[Required work]: Return all of the entries word for word, but omit the pictures they contain.

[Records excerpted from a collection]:
_ _ _ _ _

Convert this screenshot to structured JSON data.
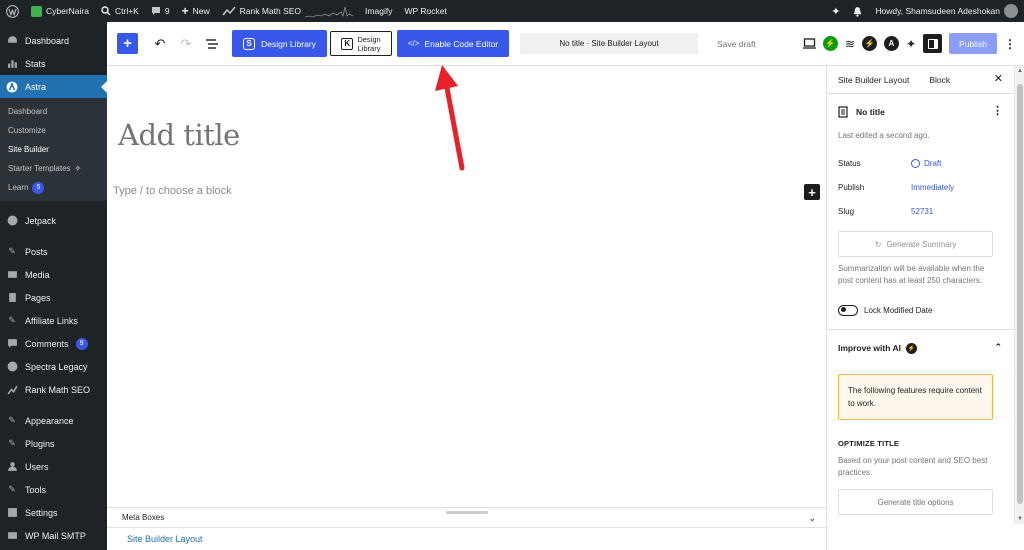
{
  "admin_bar": {
    "site_name": "CyberNaira",
    "search_shortcut": "Ctrl+K",
    "comments_count": "9",
    "new_label": "New",
    "rank_math": "Rank Math SEO",
    "imagify": "Imagify",
    "wp_rocket": "WP Rocket",
    "howdy": "Howdy, Shamsudeen Adeshokan"
  },
  "sidebar": {
    "items_top": [
      {
        "label": "Dashboard",
        "icon": "dashboard-icon"
      },
      {
        "label": "Stats",
        "icon": "stats-icon"
      },
      {
        "label": "Astra",
        "icon": "astra-icon",
        "active": true
      }
    ],
    "submenu": [
      {
        "label": "Dashboard"
      },
      {
        "label": "Customize"
      },
      {
        "label": "Site Builder",
        "current": true
      },
      {
        "label": "Starter Templates",
        "icon": "sparkle-icon"
      },
      {
        "label": "Learn",
        "badge": "5"
      }
    ],
    "items_bottom": [
      {
        "label": "Jetpack",
        "icon": "jetpack-icon"
      },
      {
        "label": "Posts",
        "icon": "pin-icon"
      },
      {
        "label": "Media",
        "icon": "media-icon"
      },
      {
        "label": "Pages",
        "icon": "pages-icon"
      },
      {
        "label": "Affiliate Links",
        "icon": "link-icon"
      },
      {
        "label": "Comments",
        "icon": "comment-icon",
        "badge": "9"
      },
      {
        "label": "Spectra Legacy",
        "icon": "spectra-icon"
      },
      {
        "label": "Rank Math SEO",
        "icon": "rankmath-icon"
      },
      {
        "label": "Appearance",
        "icon": "brush-icon"
      },
      {
        "label": "Plugins",
        "icon": "plug-icon"
      },
      {
        "label": "Users",
        "icon": "users-icon"
      },
      {
        "label": "Tools",
        "icon": "wrench-icon"
      },
      {
        "label": "Settings",
        "icon": "settings-icon"
      },
      {
        "label": "WP Mail SMTP",
        "icon": "mail-icon"
      }
    ]
  },
  "toolbar": {
    "design_library": "Design Library",
    "design_library_2_line1": "Design",
    "design_library_2_line2": "Library",
    "enable_code_editor": "Enable Code Editor",
    "doc_title": "No title · Site Builder Layout",
    "save_draft": "Save draft",
    "publish": "Publish"
  },
  "editor": {
    "title_placeholder": "Add title",
    "block_placeholder": "Type / to choose a block",
    "meta_boxes": "Meta Boxes",
    "breadcrumb": "Site Builder Layout"
  },
  "panel": {
    "tab_layout": "Site Builder Layout",
    "tab_block": "Block",
    "doc_name": "No title",
    "last_edited": "Last edited a second ago.",
    "status_label": "Status",
    "status_value": "Draft",
    "publish_label": "Publish",
    "publish_value": "Immediately",
    "slug_label": "Slug",
    "slug_value": "52731",
    "generate_summary": "Generate Summary",
    "summary_note": "Summarization will be available when the post content has at least 250 characters.",
    "lock_modified": "Lock Modified Date",
    "improve_ai": "Improve with AI",
    "notice": "The following features require content to work.",
    "optimize_title": "OPTIMIZE TITLE",
    "optimize_desc": "Based on your post content and SEO best practices.",
    "generate_title": "Generate title options"
  },
  "colors": {
    "accent": "#3858e9",
    "admin_dark": "#1d2327",
    "active_menu": "#2271b1",
    "annotation_arrow": "#e8202a"
  }
}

_ _ _ _ _

[Result of the exercise]:
Convert this screenshot to structured JSON data.
{
  "admin_bar": {
    "site_name": "CyberNaira",
    "search_shortcut": "Ctrl+K",
    "comments_count": "9",
    "new_label": "New",
    "rank_math": "Rank Math SEO",
    "imagify": "Imagify",
    "wp_rocket": "WP Rocket",
    "howdy": "Howdy, Shamsudeen Adeshokan"
  },
  "sidebar": {
    "items_top": [
      {
        "label": "Dashboard",
        "icon": "dashboard-icon"
      },
      {
        "label": "Stats",
        "icon": "stats-icon"
      },
      {
        "label": "Astra",
        "icon": "astra-icon",
        "active": true
      }
    ],
    "submenu": [
      {
        "label": "Dashboard"
      },
      {
        "label": "Customize"
      },
      {
        "label": "Site Builder",
        "current": true
      },
      {
        "label": "Starter Templates",
        "icon": "sparkle-icon"
      },
      {
        "label": "Learn",
        "badge": "5"
      }
    ],
    "items_bottom": [
      {
        "label": "Jetpack",
        "icon": "jetpack-icon"
      },
      {
        "label": "Posts",
        "icon": "pin-icon"
      },
      {
        "label": "Media",
        "icon": "media-icon"
      },
      {
        "label": "Pages",
        "icon": "pages-icon"
      },
      {
        "label": "Affiliate Links",
        "icon": "link-icon"
      },
      {
        "label": "Comments",
        "icon": "comment-icon",
        "badge": "9"
      },
      {
        "label": "Spectra Legacy",
        "icon": "spectra-icon"
      },
      {
        "label": "Rank Math SEO",
        "icon": "rankmath-icon"
      },
      {
        "label": "Appearance",
        "icon": "brush-icon"
      },
      {
        "label": "Plugins",
        "icon": "plug-icon"
      },
      {
        "label": "Users",
        "icon": "users-icon"
      },
      {
        "label": "Tools",
        "icon": "wrench-icon"
      },
      {
        "label": "Settings",
        "icon": "settings-icon"
      },
      {
        "label": "WP Mail SMTP",
        "icon": "mail-icon"
      }
    ]
  },
  "toolbar": {
    "design_library": "Design Library",
    "design_library_2_line1": "Design",
    "design_library_2_line2": "Library",
    "enable_code_editor": "Enable Code Editor",
    "doc_title": "No title · Site Builder Layout",
    "save_draft": "Save draft",
    "publish": "Publish"
  },
  "editor": {
    "title_placeholder": "Add title",
    "block_placeholder": "Type / to choose a block",
    "meta_boxes": "Meta Boxes",
    "breadcrumb": "Site Builder Layout"
  },
  "panel": {
    "tab_layout": "Site Builder Layout",
    "tab_block": "Block",
    "doc_name": "No title",
    "last_edited": "Last edited a second ago.",
    "status_label": "Status",
    "status_value": "Draft",
    "publish_label": "Publish",
    "publish_value": "Immediately",
    "slug_label": "Slug",
    "slug_value": "52731",
    "generate_summary": "Generate Summary",
    "summary_note": "Summarization will be available when the post content has at least 250 characters.",
    "lock_modified": "Lock Modified Date",
    "improve_ai": "Improve with AI",
    "notice": "The following features require content to work.",
    "optimize_title": "OPTIMIZE TITLE",
    "optimize_desc": "Based on your post content and SEO best practices.",
    "generate_title": "Generate title options"
  },
  "colors": {
    "accent": "#3858e9",
    "admin_dark": "#1d2327",
    "active_menu": "#2271b1",
    "annotation_arrow": "#e8202a"
  }
}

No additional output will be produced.